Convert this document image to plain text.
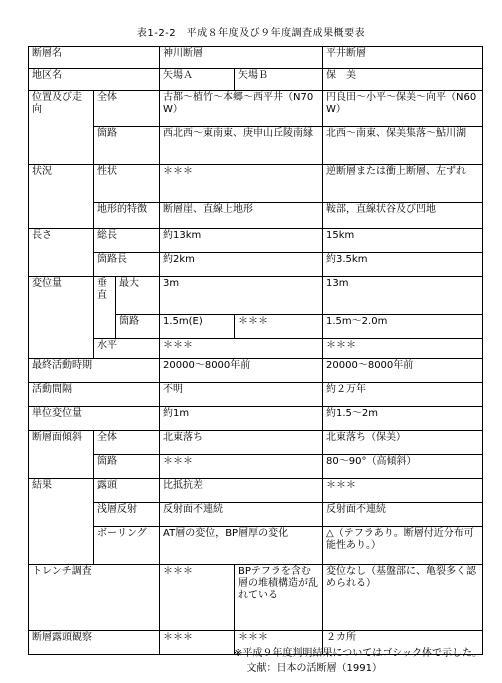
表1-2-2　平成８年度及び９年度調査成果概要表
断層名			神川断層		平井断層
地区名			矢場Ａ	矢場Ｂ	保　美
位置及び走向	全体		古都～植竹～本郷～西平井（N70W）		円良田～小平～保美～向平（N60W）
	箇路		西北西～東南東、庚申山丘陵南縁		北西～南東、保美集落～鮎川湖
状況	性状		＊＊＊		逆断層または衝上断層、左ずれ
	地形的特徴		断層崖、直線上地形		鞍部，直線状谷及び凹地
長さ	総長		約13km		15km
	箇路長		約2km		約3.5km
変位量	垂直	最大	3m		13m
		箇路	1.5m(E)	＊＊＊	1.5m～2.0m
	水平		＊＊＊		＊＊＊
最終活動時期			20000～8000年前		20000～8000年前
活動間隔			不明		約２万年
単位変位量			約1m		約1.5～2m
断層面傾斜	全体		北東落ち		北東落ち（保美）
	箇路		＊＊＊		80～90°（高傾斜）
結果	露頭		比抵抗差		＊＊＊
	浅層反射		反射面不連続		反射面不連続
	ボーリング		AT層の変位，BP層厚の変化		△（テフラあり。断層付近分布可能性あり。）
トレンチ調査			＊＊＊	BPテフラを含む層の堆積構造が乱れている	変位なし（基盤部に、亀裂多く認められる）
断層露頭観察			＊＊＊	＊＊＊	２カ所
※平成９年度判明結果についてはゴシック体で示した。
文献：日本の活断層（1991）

=======

» **GIVEN EXERCISE**:
Repeat the listing verbatim. Skip the pictures.

» **PROBLEM SOLUTION**:
Convert this document image to plain text.
表1-2-2　平成８年度及び９年度調査成果概要表
断層名			神川断層		平井断層
地区名			矢場Ａ	矢場Ｂ	保　美
位置及び走向	全体		古都～植竹～本郷～西平井（N70W）		円良田～小平～保美～向平（N60W）
	箇路		西北西～東南東、庚申山丘陵南縁		北西～南東、保美集落～鮎川湖
状況	性状		＊＊＊		逆断層または衝上断層、左ずれ
	地形的特徴		断層崖、直線上地形		鞍部，直線状谷及び凹地
長さ	総長		約13km		15km
	箇路長		約2km		約3.5km
変位量	垂直	最大	3m		13m
		箇路	1.5m(E)	＊＊＊	1.5m～2.0m
	水平		＊＊＊		＊＊＊
最終活動時期			20000～8000年前		20000～8000年前
活動間隔			不明		約２万年
単位変位量			約1m		約1.5～2m
断層面傾斜	全体		北東落ち		北東落ち（保美）
	箇路		＊＊＊		80～90°（高傾斜）
結果	露頭		比抵抗差		＊＊＊
	浅層反射		反射面不連続		反射面不連続
	ボーリング		AT層の変位，BP層厚の変化		△（テフラあり。断層付近分布可能性あり。）
トレンチ調査			＊＊＊	BPテフラを含む層の堆積構造が乱れている	変位なし（基盤部に、亀裂多く認められる）
断層露頭観察			＊＊＊	＊＊＊	２カ所
※平成９年度判明結果についてはゴシック体で示した。
文献：日本の活断層（1991）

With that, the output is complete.